[start]
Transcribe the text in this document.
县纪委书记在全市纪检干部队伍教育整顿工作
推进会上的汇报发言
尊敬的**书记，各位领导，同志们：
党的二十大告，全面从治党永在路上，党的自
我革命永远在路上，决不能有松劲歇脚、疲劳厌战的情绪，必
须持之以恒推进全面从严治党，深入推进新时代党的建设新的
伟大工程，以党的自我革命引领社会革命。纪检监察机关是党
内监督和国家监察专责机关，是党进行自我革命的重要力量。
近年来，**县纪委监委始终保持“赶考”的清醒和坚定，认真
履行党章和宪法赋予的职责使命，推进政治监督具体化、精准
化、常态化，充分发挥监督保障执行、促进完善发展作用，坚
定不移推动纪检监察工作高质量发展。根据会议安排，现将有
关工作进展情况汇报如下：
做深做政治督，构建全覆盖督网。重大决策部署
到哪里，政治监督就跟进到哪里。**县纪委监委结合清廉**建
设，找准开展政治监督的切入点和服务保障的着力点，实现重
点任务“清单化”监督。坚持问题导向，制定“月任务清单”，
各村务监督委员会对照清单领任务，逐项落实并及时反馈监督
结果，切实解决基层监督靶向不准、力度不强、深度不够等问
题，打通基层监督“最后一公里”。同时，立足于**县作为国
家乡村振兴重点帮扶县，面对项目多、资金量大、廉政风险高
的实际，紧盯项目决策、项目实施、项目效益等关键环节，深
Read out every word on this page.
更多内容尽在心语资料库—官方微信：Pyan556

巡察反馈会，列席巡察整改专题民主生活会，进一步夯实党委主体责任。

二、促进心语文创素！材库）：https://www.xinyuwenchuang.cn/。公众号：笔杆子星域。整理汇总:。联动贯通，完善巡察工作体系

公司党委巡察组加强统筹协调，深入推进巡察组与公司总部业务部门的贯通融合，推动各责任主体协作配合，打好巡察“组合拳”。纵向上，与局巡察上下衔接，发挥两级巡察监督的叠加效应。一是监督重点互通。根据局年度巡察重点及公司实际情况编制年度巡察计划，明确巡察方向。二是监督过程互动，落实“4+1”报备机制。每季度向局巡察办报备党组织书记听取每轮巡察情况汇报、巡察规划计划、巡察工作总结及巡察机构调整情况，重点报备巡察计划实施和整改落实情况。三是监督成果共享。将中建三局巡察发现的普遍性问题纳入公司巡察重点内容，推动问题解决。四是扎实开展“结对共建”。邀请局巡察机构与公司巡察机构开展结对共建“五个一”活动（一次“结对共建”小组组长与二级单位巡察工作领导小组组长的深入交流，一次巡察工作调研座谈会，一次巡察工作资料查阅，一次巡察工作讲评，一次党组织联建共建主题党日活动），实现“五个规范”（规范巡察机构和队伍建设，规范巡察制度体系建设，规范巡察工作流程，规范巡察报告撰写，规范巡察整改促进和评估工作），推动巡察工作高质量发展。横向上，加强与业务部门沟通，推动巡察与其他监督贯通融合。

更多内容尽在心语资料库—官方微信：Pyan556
[end]
DIRECTIONS — Write out the whole listing exactly.

WRITTEN RESPONSE —
Transcribe the text in this document.
县纪委书记在全市纪检干部队伍教育整顿工作
推进会上的汇报发言
尊敬的**书记，各位领导，同志们：
党的二十大告，全面从治党永在路上，党的自
我革命永远在路上，决不能有松劲歇脚、疲劳厌战的情绪，必
须持之以恒推进全面从严治党，深入推进新时代党的建设新的
伟大工程，以党的自我革命引领社会革命。纪检监察机关是党
内监督和国家监察专责机关，是党进行自我革命的重要力量。
近年来，**县纪委监委始终保持“赶考”的清醒和坚定，认真
履行党章和宪法赋予的职责使命，推进政治监督具体化、精准
化、常态化，充分发挥监督保障执行、促进完善发展作用，坚
定不移推动纪检监察工作高质量发展。根据会议安排，现将有
关工作进展情况汇报如下：
做深做政治督，构建全覆盖督网。重大决策部署
到哪里，政治监督就跟进到哪里。**县纪委监委结合清廉**建
设，找准开展政治监督的切入点和服务保障的着力点，实现重
点任务“清单化”监督。坚持问题导向，制定“月任务清单”，
各村务监督委员会对照清单领任务，逐项落实并及时反馈监督
结果，切实解决基层监督靶向不准、力度不强、深度不够等问
题，打通基层监督“最后一公里”。同时，立足于**县作为国
家乡村振兴重点帮扶县，面对项目多、资金量大、廉政风险高
的实际，紧盯项目决策、项目实施、项目效益等关键环节，深
Read out every word on this page.
更多内容尽在心语资料库—官方微信：Pyan556

巡察反馈会，列席巡察整改专题民主生活会，进一步夯实党委主体责任。

二、促进心语文创素！材库）：https://www.xinyuwenchuang.cn/。公众号：笔杆子星域。整理汇总:。联动贯通，完善巡察工作体系

公司党委巡察组加强统筹协调，深入推进巡察组与公司总部业务部门的贯通融合，推动各责任主体协作配合，打好巡察“组合拳”。纵向上，与局巡察上下衔接，发挥两级巡察监督的叠加效应。一是监督重点互通。根据局年度巡察重点及公司实际情况编制年度巡察计划，明确巡察方向。二是监督过程互动，落实“4+1”报备机制。每季度向局巡察办报备党组织书记听取每轮巡察情况汇报、巡察规划计划、巡察工作总结及巡察机构调整情况，重点报备巡察计划实施和整改落实情况。三是监督成果共享。将中建三局巡察发现的普遍性问题纳入公司巡察重点内容，推动问题解决。四是扎实开展“结对共建”。邀请局巡察机构与公司巡察机构开展结对共建“五个一”活动（一次“结对共建”小组组长与二级单位巡察工作领导小组组长的深入交流，一次巡察工作调研座谈会，一次巡察工作资料查阅，一次巡察工作讲评，一次党组织联建共建主题党日活动），实现“五个规范”（规范巡察机构和队伍建设，规范巡察制度体系建设，规范巡察工作流程，规范巡察报告撰写，规范巡察整改促进和评估工作），推动巡察工作高质量发展。横向上，加强与业务部门沟通，推动巡察与其他监督贯通融合。

更多内容尽在心语资料库—官方微信：Pyan556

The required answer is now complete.